───── DATASET ENTRIES ─────
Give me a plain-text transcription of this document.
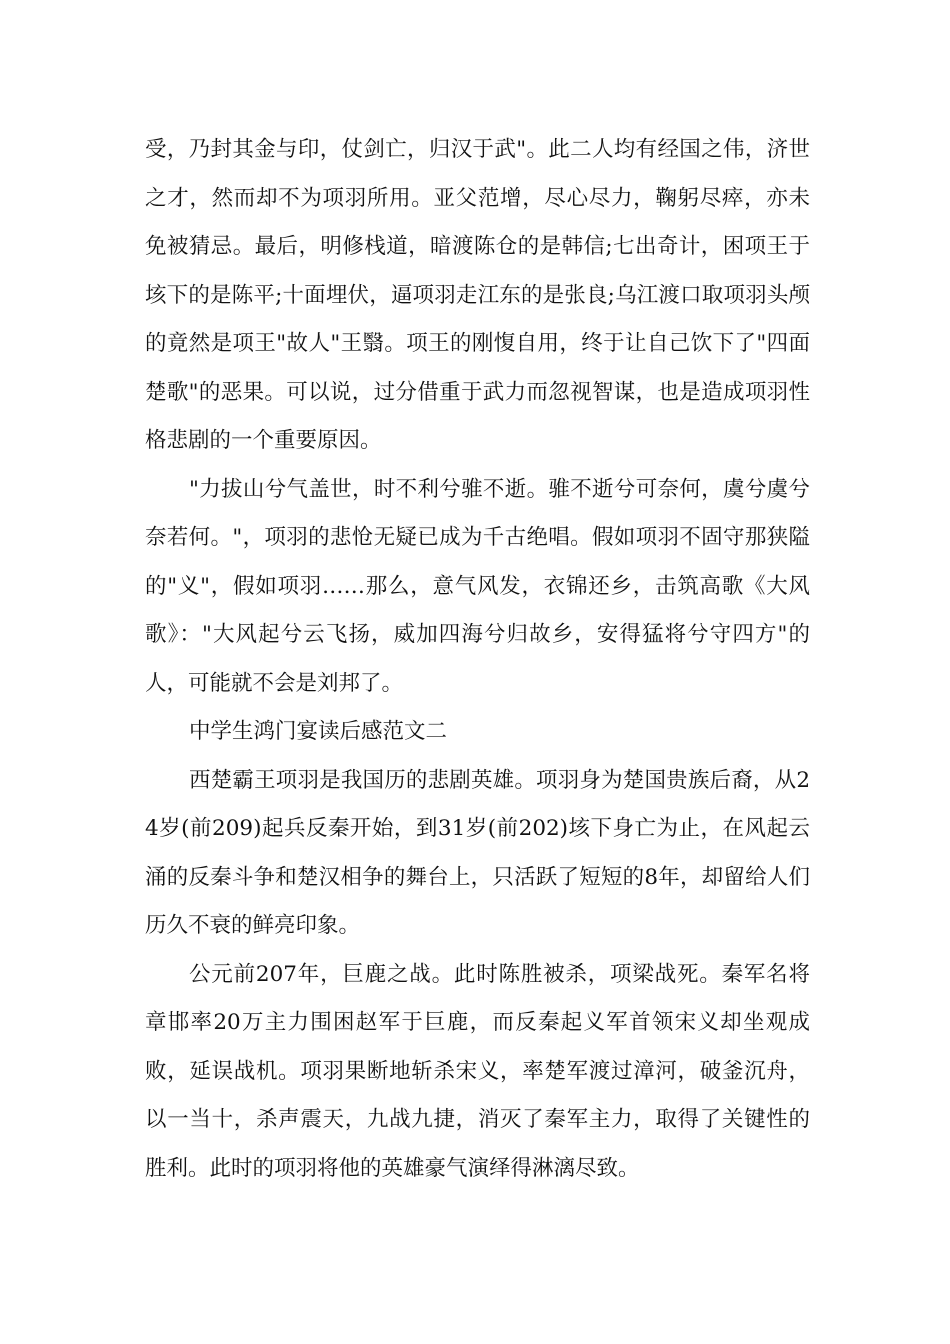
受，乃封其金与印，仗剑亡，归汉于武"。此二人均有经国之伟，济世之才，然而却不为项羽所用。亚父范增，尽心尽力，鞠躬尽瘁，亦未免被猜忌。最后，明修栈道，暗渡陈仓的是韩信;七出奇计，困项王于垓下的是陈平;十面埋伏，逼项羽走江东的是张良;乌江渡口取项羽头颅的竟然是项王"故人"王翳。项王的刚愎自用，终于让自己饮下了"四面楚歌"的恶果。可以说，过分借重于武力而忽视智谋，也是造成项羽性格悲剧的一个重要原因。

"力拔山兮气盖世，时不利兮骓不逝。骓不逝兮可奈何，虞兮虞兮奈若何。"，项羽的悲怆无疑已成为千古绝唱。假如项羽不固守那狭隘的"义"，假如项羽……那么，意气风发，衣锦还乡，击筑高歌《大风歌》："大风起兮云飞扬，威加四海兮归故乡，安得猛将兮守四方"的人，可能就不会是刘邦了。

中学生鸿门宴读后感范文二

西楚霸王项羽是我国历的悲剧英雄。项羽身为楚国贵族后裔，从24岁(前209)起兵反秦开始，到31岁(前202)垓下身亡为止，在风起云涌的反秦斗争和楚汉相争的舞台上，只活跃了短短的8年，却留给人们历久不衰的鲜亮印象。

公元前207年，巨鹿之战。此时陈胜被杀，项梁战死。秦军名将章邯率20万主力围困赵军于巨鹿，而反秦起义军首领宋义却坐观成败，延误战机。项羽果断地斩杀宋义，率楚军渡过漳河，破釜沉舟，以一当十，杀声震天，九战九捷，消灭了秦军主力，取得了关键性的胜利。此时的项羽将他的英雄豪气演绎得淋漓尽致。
─────
WRITTEN INSTRUCTION =>
All the material shown above is to be copied exactly, with no pictures carried over.

COMPLETED TASK =>
Give me a plain-text transcription of this document.
受，乃封其金与印，仗剑亡，归汉于武"。此二人均有经国之伟，济世之才，然而却不为项羽所用。亚父范增，尽心尽力，鞠躬尽瘁，亦未免被猜忌。最后，明修栈道，暗渡陈仓的是韩信;七出奇计，困项王于垓下的是陈平;十面埋伏，逼项羽走江东的是张良;乌江渡口取项羽头颅的竟然是项王"故人"王翳。项王的刚愎自用，终于让自己饮下了"四面楚歌"的恶果。可以说，过分借重于武力而忽视智谋，也是造成项羽性格悲剧的一个重要原因。

"力拔山兮气盖世，时不利兮骓不逝。骓不逝兮可奈何，虞兮虞兮奈若何。"，项羽的悲怆无疑已成为千古绝唱。假如项羽不固守那狭隘的"义"，假如项羽……那么，意气风发，衣锦还乡，击筑高歌《大风歌》："大风起兮云飞扬，威加四海兮归故乡，安得猛将兮守四方"的人，可能就不会是刘邦了。

中学生鸿门宴读后感范文二

西楚霸王项羽是我国历的悲剧英雄。项羽身为楚国贵族后裔，从24岁(前209)起兵反秦开始，到31岁(前202)垓下身亡为止，在风起云涌的反秦斗争和楚汉相争的舞台上，只活跃了短短的8年，却留给人们历久不衰的鲜亮印象。

公元前207年，巨鹿之战。此时陈胜被杀，项梁战死。秦军名将章邯率20万主力围困赵军于巨鹿，而反秦起义军首领宋义却坐观成败，延误战机。项羽果断地斩杀宋义，率楚军渡过漳河，破釜沉舟，以一当十，杀声震天，九战九捷，消灭了秦军主力，取得了关键性的胜利。此时的项羽将他的英雄豪气演绎得淋漓尽致。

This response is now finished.